== REQUIREMENT ==
Check each line of the entries below for the string "Salpeter"; copy every line where it appears.

== DATA SHOWN ==

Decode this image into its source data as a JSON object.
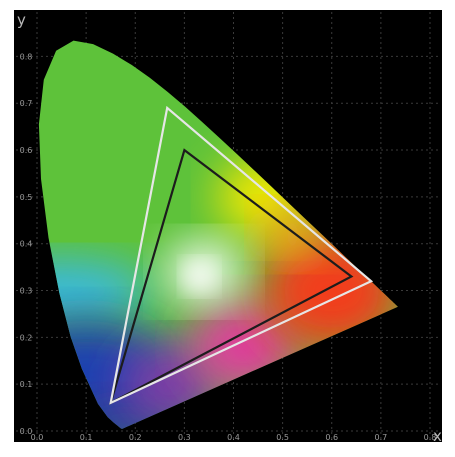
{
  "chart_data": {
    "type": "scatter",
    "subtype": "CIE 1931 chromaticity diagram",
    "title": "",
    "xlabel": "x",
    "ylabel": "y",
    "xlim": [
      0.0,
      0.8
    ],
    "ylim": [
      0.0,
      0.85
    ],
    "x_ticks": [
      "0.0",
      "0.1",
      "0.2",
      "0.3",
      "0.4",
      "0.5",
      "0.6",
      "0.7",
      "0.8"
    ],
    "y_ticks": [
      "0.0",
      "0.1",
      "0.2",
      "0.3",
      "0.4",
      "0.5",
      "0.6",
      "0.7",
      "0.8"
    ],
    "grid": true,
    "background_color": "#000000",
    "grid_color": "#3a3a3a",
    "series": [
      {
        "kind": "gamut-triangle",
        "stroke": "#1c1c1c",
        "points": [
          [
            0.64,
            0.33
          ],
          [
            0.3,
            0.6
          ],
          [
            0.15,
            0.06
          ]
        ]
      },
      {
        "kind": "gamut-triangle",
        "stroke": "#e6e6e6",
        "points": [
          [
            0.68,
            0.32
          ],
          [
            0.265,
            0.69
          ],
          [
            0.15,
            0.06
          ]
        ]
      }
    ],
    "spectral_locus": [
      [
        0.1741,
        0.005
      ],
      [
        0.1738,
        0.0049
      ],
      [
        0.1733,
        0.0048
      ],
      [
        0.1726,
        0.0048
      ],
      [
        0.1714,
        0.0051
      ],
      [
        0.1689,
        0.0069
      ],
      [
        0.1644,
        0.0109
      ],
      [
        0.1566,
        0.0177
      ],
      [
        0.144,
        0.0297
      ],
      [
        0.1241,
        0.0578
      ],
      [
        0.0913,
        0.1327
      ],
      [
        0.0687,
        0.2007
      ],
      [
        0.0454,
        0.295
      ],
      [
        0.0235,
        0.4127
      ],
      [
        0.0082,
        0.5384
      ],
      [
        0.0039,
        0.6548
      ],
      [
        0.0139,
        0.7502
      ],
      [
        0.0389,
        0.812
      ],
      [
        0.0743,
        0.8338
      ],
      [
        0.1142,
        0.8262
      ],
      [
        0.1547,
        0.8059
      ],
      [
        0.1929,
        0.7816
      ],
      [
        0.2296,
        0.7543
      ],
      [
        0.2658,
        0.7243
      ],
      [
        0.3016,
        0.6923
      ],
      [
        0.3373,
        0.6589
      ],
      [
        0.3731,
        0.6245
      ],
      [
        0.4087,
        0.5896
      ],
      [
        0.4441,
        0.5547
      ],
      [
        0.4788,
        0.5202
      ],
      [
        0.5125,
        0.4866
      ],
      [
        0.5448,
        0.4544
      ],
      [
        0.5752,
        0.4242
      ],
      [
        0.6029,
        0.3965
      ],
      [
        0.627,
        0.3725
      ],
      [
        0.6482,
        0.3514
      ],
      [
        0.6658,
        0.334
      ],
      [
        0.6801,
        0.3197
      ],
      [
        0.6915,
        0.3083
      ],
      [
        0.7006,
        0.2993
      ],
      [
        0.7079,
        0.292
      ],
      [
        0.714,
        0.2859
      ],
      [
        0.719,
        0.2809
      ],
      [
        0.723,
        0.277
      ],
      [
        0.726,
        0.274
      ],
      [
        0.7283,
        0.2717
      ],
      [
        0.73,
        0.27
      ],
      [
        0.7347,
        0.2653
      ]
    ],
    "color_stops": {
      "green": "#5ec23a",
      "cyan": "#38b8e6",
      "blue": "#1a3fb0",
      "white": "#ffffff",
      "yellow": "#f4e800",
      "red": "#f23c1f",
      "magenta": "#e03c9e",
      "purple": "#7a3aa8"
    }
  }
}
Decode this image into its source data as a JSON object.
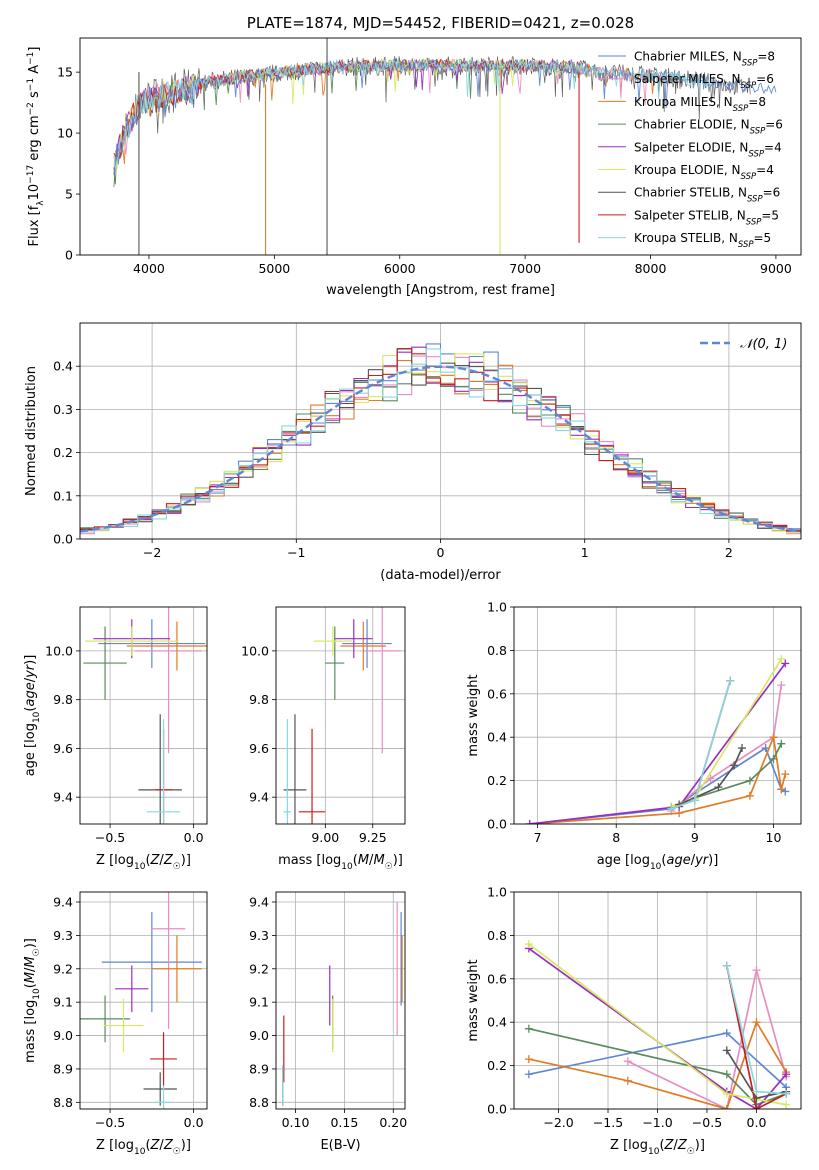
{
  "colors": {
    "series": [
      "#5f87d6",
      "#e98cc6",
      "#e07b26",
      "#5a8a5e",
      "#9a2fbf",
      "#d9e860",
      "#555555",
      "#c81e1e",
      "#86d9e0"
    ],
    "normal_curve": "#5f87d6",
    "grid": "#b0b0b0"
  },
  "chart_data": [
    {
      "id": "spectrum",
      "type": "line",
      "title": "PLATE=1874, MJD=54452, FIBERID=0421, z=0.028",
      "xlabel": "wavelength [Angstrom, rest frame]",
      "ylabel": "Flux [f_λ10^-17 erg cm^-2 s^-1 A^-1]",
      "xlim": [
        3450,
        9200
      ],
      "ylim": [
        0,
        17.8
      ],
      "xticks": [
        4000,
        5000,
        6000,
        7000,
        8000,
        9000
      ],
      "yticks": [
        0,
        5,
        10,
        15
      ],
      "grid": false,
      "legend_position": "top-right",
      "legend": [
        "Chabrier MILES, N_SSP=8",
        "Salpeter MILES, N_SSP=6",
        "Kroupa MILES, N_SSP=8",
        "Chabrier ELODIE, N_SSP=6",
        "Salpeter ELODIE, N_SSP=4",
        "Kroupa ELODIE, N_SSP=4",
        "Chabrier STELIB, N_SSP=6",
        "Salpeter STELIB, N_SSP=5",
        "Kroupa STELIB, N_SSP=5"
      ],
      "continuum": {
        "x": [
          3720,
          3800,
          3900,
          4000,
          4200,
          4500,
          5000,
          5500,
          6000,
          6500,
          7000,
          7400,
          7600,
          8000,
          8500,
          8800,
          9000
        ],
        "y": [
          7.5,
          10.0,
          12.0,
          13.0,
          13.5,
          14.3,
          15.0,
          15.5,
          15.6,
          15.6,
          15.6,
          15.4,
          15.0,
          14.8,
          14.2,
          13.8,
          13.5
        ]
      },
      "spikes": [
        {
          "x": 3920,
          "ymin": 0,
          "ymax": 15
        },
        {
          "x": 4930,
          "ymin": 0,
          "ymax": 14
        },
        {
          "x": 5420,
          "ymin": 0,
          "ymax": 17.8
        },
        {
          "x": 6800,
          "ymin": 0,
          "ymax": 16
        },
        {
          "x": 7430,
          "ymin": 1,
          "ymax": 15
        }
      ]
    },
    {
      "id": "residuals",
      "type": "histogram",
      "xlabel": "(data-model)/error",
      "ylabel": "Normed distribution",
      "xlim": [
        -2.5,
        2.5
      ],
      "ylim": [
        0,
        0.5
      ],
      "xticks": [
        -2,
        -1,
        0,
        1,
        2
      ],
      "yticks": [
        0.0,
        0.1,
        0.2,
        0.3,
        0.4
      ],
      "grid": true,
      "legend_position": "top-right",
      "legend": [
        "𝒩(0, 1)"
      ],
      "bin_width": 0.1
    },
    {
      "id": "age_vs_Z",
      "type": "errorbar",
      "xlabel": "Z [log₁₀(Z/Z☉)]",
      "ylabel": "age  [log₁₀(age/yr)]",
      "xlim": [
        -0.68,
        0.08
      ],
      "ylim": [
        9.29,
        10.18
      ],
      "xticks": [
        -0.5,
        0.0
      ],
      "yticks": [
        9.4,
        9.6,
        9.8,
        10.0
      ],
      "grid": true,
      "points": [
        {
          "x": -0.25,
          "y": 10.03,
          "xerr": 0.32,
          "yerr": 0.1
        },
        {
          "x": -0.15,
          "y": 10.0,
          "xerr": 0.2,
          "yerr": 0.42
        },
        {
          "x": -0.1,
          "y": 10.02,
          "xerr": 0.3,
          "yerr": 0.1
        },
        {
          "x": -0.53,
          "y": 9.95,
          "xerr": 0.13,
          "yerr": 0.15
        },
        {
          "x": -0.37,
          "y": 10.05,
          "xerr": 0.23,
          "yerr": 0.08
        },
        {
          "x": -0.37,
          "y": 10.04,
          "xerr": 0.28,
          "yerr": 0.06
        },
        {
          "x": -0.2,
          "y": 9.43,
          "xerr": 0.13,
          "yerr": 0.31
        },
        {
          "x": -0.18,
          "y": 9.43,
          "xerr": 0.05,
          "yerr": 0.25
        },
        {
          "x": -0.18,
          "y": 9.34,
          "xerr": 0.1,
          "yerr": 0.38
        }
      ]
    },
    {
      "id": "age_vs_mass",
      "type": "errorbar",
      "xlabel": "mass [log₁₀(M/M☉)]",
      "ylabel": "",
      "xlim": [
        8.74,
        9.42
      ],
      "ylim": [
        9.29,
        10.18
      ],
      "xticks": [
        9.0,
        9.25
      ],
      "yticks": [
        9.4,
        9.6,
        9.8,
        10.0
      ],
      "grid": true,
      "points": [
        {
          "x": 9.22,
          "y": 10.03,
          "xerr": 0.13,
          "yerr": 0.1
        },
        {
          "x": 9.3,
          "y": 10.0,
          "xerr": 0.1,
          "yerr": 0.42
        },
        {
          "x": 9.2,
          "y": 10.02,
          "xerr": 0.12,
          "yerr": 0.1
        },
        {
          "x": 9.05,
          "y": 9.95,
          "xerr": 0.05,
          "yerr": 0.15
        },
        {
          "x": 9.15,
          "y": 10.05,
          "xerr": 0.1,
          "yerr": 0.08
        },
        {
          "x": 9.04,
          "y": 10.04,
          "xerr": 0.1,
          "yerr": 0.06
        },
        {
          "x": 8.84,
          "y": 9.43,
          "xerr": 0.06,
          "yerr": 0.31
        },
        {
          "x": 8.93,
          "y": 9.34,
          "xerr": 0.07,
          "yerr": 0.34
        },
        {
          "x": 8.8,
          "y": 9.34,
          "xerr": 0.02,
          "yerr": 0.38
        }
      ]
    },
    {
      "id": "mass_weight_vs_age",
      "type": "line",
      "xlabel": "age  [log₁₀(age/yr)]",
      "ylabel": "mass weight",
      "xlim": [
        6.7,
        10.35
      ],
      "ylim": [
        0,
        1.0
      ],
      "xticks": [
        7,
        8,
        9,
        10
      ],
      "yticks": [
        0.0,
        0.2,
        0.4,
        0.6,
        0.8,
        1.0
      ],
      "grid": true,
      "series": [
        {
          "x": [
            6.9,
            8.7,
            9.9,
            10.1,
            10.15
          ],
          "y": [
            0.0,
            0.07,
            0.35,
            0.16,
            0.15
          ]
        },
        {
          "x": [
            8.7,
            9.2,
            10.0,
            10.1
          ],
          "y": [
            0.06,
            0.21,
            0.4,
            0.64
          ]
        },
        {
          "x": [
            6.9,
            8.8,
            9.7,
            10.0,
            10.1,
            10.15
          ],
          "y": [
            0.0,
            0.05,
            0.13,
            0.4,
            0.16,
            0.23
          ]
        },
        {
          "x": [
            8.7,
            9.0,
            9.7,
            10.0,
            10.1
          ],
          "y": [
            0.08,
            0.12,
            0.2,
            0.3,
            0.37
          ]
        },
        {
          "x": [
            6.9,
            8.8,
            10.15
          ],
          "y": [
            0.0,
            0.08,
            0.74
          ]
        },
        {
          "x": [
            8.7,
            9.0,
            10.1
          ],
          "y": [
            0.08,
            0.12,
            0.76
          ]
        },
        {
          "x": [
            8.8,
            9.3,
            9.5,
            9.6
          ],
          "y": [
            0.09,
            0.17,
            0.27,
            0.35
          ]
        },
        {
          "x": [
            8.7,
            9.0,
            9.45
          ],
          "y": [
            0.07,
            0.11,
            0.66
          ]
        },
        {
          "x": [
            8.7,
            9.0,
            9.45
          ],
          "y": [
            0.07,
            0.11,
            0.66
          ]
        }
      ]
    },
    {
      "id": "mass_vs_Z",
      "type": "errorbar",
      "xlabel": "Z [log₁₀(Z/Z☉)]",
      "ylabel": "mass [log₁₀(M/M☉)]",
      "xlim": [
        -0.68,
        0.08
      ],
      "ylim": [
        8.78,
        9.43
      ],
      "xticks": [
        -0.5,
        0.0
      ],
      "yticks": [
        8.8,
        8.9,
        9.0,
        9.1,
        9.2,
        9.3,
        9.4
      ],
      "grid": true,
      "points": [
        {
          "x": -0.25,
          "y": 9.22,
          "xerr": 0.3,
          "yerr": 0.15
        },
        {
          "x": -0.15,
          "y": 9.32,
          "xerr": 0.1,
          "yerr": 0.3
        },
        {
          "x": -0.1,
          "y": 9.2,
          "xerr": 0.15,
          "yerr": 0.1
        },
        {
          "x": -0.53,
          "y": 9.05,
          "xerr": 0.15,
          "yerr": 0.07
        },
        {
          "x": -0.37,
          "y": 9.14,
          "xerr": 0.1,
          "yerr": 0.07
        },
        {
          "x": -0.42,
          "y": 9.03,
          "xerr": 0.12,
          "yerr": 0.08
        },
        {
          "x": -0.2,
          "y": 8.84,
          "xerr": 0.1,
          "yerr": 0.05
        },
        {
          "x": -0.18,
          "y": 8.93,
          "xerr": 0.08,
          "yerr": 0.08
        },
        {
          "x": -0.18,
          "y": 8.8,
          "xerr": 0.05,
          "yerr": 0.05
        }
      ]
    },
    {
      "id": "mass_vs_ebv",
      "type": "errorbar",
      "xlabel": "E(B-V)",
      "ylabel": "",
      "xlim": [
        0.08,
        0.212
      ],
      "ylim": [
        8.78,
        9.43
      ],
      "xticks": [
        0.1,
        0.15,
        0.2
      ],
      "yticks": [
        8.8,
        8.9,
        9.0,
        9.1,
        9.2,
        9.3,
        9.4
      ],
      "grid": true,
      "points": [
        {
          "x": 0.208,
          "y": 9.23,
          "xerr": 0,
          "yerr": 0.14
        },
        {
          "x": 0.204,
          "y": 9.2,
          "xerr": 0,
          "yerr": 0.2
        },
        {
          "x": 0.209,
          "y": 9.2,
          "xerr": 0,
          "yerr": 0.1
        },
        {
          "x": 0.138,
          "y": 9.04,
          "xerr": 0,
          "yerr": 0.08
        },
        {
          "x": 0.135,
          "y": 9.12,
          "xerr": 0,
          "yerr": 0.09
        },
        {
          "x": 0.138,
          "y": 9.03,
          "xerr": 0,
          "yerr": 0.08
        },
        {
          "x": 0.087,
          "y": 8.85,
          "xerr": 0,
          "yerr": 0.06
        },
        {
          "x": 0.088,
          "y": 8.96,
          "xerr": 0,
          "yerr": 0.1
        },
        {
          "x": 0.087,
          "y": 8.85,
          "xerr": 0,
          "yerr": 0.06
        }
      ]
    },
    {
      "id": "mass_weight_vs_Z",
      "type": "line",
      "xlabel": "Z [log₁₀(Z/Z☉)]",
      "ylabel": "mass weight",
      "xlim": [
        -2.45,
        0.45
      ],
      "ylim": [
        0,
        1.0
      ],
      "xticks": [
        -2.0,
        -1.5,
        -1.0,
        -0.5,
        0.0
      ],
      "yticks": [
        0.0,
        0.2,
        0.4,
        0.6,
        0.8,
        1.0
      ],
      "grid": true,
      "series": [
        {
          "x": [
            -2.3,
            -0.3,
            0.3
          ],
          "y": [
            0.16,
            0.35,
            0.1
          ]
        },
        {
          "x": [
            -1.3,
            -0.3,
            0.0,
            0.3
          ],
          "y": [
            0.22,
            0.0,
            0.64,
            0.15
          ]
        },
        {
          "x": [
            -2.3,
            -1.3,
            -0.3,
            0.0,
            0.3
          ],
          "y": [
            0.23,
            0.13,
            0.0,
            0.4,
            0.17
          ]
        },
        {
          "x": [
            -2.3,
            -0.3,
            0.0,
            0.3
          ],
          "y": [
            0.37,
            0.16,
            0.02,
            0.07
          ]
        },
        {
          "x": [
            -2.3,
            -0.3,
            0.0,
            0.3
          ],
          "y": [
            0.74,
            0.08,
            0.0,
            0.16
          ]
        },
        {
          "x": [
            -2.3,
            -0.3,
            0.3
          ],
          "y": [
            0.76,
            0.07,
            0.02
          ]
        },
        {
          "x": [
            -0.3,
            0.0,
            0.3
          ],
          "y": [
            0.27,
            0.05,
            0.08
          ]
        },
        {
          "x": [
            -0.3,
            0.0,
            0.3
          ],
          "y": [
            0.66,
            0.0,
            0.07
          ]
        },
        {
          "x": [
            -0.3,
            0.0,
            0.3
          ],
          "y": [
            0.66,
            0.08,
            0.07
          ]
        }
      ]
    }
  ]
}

== RESPONSE ==
        "Salpeter MILES, N_SSP=6",
        "Salpeter ELODIE, N_SSP=4",
        "Salpeter STELIB, N_SSP=5",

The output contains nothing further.